**Short exercise**
Would you transcribe the whole listing exactly, minus its pictures?

### Records for processing ###

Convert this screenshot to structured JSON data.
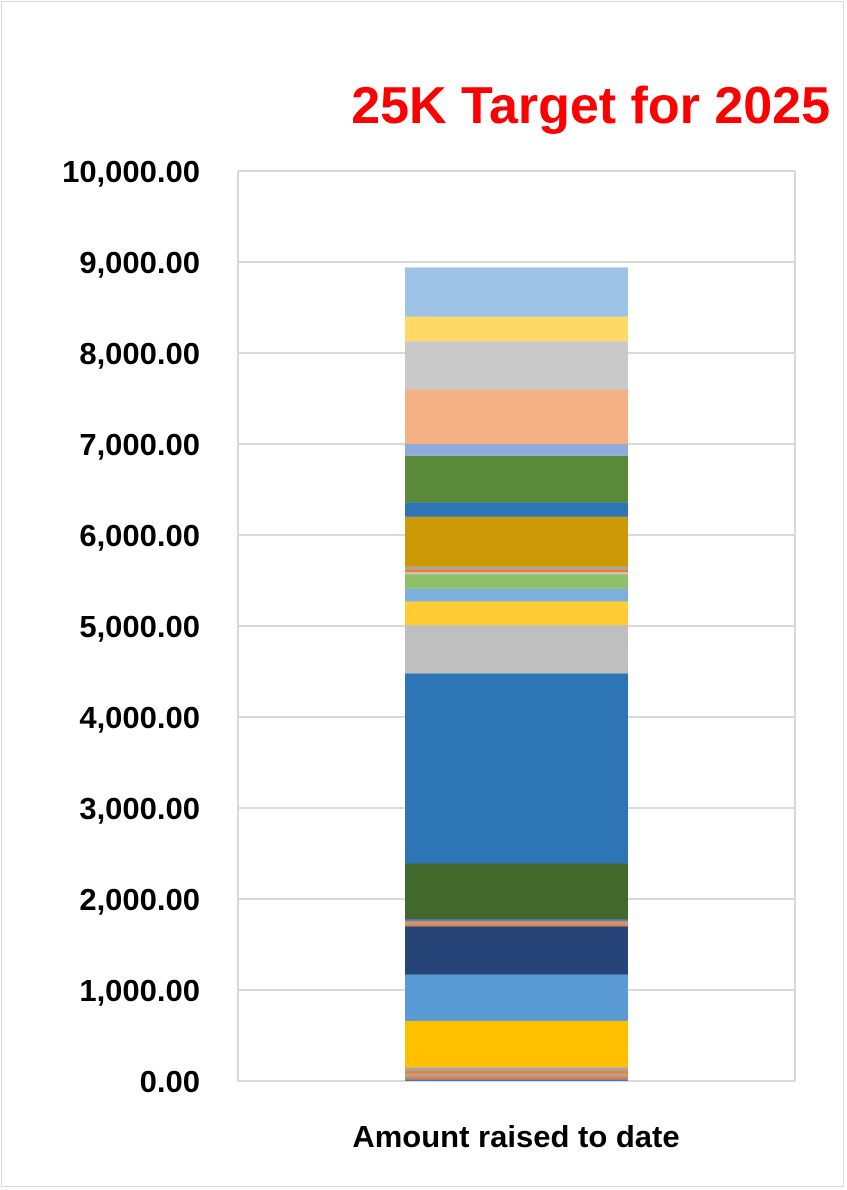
{
  "chart_data": {
    "type": "bar",
    "stacked": true,
    "title": "25K Target for 2025",
    "xlabel": "",
    "ylabel": "",
    "categories": [
      "Amount raised to date"
    ],
    "ylim": [
      0,
      10000
    ],
    "y_ticks": [
      "0.00",
      "1,000.00",
      "2,000.00",
      "3,000.00",
      "4,000.00",
      "5,000.00",
      "6,000.00",
      "7,000.00",
      "8,000.00",
      "9,000.00",
      "10,000.00"
    ],
    "y_tick_values": [
      0,
      1000,
      2000,
      3000,
      4000,
      5000,
      6000,
      7000,
      8000,
      9000,
      10000
    ],
    "grid": true,
    "legend": "none",
    "segments": [
      {
        "value": 20,
        "color": "#4472c4"
      },
      {
        "value": 30,
        "color": "#ed7d31"
      },
      {
        "value": 30,
        "color": "#a5a5a5"
      },
      {
        "value": 30,
        "color": "#ed7d31"
      },
      {
        "value": 40,
        "color": "#a5a5a5"
      },
      {
        "value": 510,
        "color": "#ffc000"
      },
      {
        "value": 510,
        "color": "#5b9bd5"
      },
      {
        "value": 530,
        "color": "#264478"
      },
      {
        "value": 20,
        "color": "#ed7d31"
      },
      {
        "value": 20,
        "color": "#a5a5a5"
      },
      {
        "value": 20,
        "color": "#ed7d31"
      },
      {
        "value": 20,
        "color": "#4472c4"
      },
      {
        "value": 610,
        "color": "#43682b"
      },
      {
        "value": 2090,
        "color": "#2e75b6"
      },
      {
        "value": 530,
        "color": "#bfbfbf"
      },
      {
        "value": 260,
        "color": "#ffcd33"
      },
      {
        "value": 140,
        "color": "#7cafdd"
      },
      {
        "value": 160,
        "color": "#8cc168"
      },
      {
        "value": 20,
        "color": "#c9c9c9"
      },
      {
        "value": 30,
        "color": "#ed7d31"
      },
      {
        "value": 30,
        "color": "#a5a5a5"
      },
      {
        "value": 550,
        "color": "#cc9a06"
      },
      {
        "value": 160,
        "color": "#2e75b6"
      },
      {
        "value": 510,
        "color": "#5a8a39"
      },
      {
        "value": 130,
        "color": "#8faadc"
      },
      {
        "value": 600,
        "color": "#f4b183"
      },
      {
        "value": 530,
        "color": "#c9c9c9"
      },
      {
        "value": 270,
        "color": "#ffd966"
      },
      {
        "value": 540,
        "color": "#9dc3e6"
      }
    ],
    "total": 8950
  }
}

###

**Completed task**
Convert this screenshot to structured JSON data.
{
  "chart_data": {
    "type": "bar",
    "stacked": true,
    "title": "25K Target for 2025",
    "xlabel": "",
    "ylabel": "",
    "categories": [
      "Amount raised to date"
    ],
    "ylim": [
      0,
      10000
    ],
    "y_ticks": [
      "0.00",
      "1,000.00",
      "2,000.00",
      "3,000.00",
      "4,000.00",
      "5,000.00",
      "6,000.00",
      "7,000.00",
      "8,000.00",
      "9,000.00",
      "10,000.00"
    ],
    "y_tick_values": [
      0,
      1000,
      2000,
      3000,
      4000,
      5000,
      6000,
      7000,
      8000,
      9000,
      10000
    ],
    "grid": true,
    "legend": "none",
    "segments": [
      {
        "value": 20,
        "color": "#4472c4"
      },
      {
        "value": 30,
        "color": "#ed7d31"
      },
      {
        "value": 30,
        "color": "#a5a5a5"
      },
      {
        "value": 30,
        "color": "#ed7d31"
      },
      {
        "value": 40,
        "color": "#a5a5a5"
      },
      {
        "value": 510,
        "color": "#ffc000"
      },
      {
        "value": 510,
        "color": "#5b9bd5"
      },
      {
        "value": 530,
        "color": "#264478"
      },
      {
        "value": 20,
        "color": "#ed7d31"
      },
      {
        "value": 20,
        "color": "#a5a5a5"
      },
      {
        "value": 20,
        "color": "#ed7d31"
      },
      {
        "value": 20,
        "color": "#4472c4"
      },
      {
        "value": 610,
        "color": "#43682b"
      },
      {
        "value": 2090,
        "color": "#2e75b6"
      },
      {
        "value": 530,
        "color": "#bfbfbf"
      },
      {
        "value": 260,
        "color": "#ffcd33"
      },
      {
        "value": 140,
        "color": "#7cafdd"
      },
      {
        "value": 160,
        "color": "#8cc168"
      },
      {
        "value": 20,
        "color": "#c9c9c9"
      },
      {
        "value": 30,
        "color": "#ed7d31"
      },
      {
        "value": 30,
        "color": "#a5a5a5"
      },
      {
        "value": 550,
        "color": "#cc9a06"
      },
      {
        "value": 160,
        "color": "#2e75b6"
      },
      {
        "value": 510,
        "color": "#5a8a39"
      },
      {
        "value": 130,
        "color": "#8faadc"
      },
      {
        "value": 600,
        "color": "#f4b183"
      },
      {
        "value": 530,
        "color": "#c9c9c9"
      },
      {
        "value": 270,
        "color": "#ffd966"
      },
      {
        "value": 540,
        "color": "#9dc3e6"
      }
    ],
    "total": 8950
  }
}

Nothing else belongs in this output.